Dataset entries
********
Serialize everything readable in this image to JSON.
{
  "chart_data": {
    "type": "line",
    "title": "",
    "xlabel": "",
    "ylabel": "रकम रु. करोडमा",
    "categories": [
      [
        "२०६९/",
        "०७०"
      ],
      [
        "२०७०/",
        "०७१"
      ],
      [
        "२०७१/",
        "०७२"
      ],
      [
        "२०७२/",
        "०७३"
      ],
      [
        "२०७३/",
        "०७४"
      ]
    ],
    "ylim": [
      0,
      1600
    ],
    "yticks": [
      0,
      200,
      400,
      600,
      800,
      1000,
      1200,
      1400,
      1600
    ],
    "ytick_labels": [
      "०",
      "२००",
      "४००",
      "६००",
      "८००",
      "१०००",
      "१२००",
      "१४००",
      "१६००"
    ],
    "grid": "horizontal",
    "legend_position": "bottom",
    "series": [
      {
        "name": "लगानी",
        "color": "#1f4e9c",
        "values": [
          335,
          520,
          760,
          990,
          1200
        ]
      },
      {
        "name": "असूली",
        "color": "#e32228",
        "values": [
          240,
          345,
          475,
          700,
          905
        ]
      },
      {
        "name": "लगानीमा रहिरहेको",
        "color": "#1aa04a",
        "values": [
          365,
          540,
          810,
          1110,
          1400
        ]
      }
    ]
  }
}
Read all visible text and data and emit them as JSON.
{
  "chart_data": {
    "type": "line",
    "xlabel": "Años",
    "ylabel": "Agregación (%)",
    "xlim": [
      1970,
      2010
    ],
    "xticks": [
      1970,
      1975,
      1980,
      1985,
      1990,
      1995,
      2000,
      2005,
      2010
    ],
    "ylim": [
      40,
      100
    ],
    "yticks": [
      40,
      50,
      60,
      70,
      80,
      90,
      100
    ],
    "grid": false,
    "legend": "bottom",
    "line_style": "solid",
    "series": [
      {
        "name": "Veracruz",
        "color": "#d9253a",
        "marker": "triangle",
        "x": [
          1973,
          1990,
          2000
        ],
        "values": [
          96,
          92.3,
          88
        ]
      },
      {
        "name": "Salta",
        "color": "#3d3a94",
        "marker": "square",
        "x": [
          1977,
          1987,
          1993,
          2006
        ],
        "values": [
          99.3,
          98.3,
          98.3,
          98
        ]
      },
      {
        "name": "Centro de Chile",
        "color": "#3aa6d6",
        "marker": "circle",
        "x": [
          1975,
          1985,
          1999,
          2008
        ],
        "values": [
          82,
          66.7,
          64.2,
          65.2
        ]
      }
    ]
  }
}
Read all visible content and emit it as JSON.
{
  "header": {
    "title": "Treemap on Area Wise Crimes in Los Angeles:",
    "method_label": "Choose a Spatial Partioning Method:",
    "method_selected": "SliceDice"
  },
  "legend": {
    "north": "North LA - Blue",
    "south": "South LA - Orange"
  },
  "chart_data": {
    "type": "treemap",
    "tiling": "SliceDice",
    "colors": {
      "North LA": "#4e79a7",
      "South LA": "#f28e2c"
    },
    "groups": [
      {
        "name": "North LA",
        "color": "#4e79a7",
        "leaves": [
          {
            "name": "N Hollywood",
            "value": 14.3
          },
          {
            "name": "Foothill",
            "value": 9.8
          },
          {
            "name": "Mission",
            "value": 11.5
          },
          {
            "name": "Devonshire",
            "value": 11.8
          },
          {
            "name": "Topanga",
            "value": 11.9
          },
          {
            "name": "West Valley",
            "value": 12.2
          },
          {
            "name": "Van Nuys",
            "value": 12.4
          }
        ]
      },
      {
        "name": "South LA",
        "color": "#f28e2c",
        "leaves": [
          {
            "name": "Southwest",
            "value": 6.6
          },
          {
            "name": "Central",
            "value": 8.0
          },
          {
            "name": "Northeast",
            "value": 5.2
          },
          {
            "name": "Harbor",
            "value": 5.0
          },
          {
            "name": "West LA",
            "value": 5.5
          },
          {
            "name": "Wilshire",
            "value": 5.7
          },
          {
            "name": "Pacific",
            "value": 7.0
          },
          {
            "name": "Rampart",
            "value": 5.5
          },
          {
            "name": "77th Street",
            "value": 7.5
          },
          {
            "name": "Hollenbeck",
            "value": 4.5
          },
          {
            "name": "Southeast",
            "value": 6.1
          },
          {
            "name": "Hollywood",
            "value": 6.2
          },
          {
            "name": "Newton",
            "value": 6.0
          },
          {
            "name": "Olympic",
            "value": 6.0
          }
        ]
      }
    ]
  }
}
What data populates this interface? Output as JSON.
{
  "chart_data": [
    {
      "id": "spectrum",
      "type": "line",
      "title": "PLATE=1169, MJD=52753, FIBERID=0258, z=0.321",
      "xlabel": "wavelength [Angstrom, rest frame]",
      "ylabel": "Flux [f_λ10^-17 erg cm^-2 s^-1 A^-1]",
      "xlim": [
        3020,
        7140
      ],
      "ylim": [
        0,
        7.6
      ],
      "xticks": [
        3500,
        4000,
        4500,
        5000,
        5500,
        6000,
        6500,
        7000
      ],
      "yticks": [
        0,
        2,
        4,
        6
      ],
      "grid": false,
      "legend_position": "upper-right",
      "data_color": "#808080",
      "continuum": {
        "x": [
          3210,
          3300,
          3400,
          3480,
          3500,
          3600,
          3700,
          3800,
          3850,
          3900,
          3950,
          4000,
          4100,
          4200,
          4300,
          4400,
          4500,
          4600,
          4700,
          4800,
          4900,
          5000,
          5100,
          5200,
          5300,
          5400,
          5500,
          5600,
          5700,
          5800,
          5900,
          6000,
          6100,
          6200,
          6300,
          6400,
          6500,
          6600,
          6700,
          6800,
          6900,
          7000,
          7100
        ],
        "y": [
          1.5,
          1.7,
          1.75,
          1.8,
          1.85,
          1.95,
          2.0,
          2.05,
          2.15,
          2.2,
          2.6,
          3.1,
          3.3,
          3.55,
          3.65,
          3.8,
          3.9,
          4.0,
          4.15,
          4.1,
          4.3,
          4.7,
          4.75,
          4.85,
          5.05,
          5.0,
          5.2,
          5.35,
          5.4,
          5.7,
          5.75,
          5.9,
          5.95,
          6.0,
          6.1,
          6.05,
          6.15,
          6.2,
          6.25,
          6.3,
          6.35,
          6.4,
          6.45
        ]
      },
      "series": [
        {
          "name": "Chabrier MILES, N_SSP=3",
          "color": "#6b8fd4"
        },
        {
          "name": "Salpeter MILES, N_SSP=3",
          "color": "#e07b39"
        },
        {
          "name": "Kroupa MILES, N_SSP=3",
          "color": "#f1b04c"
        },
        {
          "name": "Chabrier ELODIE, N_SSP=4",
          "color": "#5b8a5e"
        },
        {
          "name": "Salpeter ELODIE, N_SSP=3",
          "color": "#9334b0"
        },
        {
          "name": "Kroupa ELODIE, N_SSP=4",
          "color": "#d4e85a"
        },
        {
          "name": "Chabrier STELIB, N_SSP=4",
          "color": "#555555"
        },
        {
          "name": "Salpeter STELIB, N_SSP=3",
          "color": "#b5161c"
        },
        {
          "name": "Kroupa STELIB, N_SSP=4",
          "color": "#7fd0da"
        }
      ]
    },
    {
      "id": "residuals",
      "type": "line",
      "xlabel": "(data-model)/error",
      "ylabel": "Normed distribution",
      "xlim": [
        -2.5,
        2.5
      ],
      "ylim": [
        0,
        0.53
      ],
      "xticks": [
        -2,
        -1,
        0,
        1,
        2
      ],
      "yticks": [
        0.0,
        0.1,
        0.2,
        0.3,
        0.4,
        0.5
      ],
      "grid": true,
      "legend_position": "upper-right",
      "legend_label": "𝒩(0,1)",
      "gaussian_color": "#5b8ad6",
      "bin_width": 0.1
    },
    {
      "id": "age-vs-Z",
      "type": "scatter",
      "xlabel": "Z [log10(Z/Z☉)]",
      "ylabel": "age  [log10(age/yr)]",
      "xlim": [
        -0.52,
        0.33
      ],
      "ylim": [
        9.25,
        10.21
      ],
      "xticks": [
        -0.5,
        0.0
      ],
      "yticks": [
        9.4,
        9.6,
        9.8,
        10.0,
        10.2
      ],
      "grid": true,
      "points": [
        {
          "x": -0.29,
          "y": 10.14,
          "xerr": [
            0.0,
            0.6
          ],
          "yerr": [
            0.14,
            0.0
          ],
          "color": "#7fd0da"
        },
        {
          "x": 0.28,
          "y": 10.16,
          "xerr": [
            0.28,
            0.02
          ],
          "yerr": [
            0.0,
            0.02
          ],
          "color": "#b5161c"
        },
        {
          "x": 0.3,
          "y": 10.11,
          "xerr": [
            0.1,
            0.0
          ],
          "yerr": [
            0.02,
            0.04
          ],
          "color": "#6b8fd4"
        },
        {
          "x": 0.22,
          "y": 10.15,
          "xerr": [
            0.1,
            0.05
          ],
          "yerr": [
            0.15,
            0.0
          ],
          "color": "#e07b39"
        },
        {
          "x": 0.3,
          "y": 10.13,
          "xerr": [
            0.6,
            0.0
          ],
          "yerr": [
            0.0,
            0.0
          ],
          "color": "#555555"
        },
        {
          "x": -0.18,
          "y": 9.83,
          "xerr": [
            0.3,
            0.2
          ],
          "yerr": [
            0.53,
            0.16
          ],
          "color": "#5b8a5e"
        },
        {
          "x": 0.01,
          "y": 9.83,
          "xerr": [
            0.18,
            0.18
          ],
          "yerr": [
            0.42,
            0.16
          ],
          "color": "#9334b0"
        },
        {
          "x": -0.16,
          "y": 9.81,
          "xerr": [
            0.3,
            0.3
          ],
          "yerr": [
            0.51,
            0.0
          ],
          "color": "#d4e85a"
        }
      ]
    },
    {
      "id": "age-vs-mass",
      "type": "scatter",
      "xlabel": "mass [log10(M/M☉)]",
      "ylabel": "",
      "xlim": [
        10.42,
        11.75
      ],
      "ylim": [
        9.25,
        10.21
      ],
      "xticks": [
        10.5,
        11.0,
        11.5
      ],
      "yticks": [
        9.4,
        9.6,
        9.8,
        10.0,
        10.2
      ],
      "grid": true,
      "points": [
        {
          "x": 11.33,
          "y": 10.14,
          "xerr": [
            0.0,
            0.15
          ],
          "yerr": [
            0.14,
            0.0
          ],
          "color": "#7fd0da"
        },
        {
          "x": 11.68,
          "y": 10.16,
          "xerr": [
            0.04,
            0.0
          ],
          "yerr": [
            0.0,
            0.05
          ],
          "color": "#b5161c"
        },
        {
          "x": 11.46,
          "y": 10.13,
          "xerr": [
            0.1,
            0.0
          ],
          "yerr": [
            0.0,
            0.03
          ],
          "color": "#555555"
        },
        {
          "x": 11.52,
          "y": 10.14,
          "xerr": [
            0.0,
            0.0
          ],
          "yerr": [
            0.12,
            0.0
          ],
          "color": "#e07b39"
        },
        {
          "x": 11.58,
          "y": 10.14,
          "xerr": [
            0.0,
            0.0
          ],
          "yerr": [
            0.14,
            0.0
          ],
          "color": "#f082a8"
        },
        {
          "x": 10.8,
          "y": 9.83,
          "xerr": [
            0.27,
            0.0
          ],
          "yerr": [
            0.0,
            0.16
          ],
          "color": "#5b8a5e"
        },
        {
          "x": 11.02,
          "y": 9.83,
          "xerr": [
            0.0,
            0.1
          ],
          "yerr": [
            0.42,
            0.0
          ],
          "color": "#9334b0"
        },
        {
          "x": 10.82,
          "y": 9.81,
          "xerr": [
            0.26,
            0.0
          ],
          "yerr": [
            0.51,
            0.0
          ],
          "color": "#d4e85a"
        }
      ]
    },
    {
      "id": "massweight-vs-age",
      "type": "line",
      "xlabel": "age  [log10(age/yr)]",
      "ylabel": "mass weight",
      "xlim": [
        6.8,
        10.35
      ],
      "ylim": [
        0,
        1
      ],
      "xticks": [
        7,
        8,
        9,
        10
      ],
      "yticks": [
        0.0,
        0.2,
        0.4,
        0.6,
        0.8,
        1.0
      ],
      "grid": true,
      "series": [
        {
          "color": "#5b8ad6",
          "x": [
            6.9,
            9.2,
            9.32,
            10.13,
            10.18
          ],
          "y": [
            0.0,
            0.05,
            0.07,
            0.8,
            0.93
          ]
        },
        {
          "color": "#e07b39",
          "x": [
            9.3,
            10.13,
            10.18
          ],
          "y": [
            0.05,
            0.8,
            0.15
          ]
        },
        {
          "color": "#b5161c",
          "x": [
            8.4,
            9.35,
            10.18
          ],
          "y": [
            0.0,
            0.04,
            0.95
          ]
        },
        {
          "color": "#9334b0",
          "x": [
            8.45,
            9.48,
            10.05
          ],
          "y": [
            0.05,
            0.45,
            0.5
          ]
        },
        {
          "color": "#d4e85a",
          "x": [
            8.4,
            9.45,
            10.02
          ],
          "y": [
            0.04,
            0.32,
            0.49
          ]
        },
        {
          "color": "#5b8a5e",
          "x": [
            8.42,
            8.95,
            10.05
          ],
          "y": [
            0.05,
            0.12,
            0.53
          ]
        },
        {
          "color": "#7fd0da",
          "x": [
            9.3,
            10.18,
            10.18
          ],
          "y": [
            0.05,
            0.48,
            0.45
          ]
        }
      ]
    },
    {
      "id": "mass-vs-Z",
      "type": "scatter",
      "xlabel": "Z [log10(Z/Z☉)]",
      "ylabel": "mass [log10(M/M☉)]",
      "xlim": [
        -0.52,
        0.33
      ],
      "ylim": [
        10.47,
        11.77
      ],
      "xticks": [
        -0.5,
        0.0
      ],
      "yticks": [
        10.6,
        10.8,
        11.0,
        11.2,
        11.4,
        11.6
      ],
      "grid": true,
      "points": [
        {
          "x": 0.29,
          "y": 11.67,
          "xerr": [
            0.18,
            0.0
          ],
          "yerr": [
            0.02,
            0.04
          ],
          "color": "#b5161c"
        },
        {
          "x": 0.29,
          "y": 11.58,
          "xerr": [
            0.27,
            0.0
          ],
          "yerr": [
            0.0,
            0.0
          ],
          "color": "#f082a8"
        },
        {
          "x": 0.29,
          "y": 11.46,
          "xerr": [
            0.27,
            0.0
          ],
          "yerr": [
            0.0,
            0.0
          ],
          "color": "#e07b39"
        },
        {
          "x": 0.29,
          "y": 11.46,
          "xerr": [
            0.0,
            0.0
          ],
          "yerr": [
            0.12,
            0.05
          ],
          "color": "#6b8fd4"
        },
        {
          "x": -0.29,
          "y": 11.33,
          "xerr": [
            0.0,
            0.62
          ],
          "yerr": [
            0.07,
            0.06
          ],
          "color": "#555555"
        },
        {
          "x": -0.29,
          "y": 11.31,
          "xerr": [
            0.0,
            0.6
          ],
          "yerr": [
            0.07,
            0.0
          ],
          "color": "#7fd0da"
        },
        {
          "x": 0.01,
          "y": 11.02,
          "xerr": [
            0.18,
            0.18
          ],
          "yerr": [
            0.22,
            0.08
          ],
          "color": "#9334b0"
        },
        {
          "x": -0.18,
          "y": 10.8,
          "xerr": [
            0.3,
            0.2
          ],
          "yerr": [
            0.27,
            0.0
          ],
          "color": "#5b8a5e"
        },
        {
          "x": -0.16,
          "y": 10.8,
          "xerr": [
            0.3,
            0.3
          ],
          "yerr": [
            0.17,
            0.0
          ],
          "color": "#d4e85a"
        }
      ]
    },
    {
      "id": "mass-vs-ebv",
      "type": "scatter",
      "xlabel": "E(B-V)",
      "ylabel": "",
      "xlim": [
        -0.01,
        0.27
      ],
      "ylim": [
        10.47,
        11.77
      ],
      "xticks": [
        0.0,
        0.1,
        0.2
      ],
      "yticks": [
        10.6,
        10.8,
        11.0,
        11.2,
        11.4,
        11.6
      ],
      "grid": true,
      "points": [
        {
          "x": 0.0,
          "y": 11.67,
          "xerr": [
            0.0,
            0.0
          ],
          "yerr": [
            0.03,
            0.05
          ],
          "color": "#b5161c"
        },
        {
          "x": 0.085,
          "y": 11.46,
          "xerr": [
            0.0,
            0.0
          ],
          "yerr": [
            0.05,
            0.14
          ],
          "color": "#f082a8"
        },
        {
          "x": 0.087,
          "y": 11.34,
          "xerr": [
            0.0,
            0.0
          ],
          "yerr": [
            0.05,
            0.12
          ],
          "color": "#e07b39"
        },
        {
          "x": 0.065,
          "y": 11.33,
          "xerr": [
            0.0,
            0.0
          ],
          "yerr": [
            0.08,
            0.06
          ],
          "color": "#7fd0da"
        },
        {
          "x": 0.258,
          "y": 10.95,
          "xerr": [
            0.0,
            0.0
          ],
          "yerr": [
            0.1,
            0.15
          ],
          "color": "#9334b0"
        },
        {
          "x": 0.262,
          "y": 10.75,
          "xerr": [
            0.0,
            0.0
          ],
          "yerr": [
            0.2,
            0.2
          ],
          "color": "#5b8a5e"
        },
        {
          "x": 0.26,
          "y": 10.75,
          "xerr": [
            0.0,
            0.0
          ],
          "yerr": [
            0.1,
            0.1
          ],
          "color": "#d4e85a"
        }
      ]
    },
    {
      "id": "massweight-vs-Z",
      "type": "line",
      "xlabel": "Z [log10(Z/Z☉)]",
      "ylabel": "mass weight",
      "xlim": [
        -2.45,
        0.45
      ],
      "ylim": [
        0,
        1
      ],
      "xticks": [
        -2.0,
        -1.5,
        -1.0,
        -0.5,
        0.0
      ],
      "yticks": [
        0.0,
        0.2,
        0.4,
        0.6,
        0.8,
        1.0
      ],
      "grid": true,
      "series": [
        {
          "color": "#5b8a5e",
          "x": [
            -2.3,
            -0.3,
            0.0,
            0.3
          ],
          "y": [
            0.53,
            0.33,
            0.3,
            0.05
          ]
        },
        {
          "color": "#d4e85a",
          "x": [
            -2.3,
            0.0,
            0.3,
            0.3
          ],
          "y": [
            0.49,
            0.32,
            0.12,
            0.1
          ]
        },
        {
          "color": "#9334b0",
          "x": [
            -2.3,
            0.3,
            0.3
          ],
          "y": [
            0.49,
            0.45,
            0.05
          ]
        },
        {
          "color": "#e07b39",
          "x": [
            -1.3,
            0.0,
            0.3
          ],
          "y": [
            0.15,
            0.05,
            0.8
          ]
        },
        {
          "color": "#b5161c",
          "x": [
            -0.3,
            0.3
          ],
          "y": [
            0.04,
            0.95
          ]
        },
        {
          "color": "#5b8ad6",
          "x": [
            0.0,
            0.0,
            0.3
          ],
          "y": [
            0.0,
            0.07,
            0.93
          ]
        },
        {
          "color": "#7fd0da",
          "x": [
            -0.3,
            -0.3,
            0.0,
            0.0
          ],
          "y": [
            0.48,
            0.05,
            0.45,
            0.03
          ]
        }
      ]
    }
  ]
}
********
In the entries above, find the lines containing the word "ylabel" and say how many there are, with no other words.

### ANSWER TO THE TASK:
10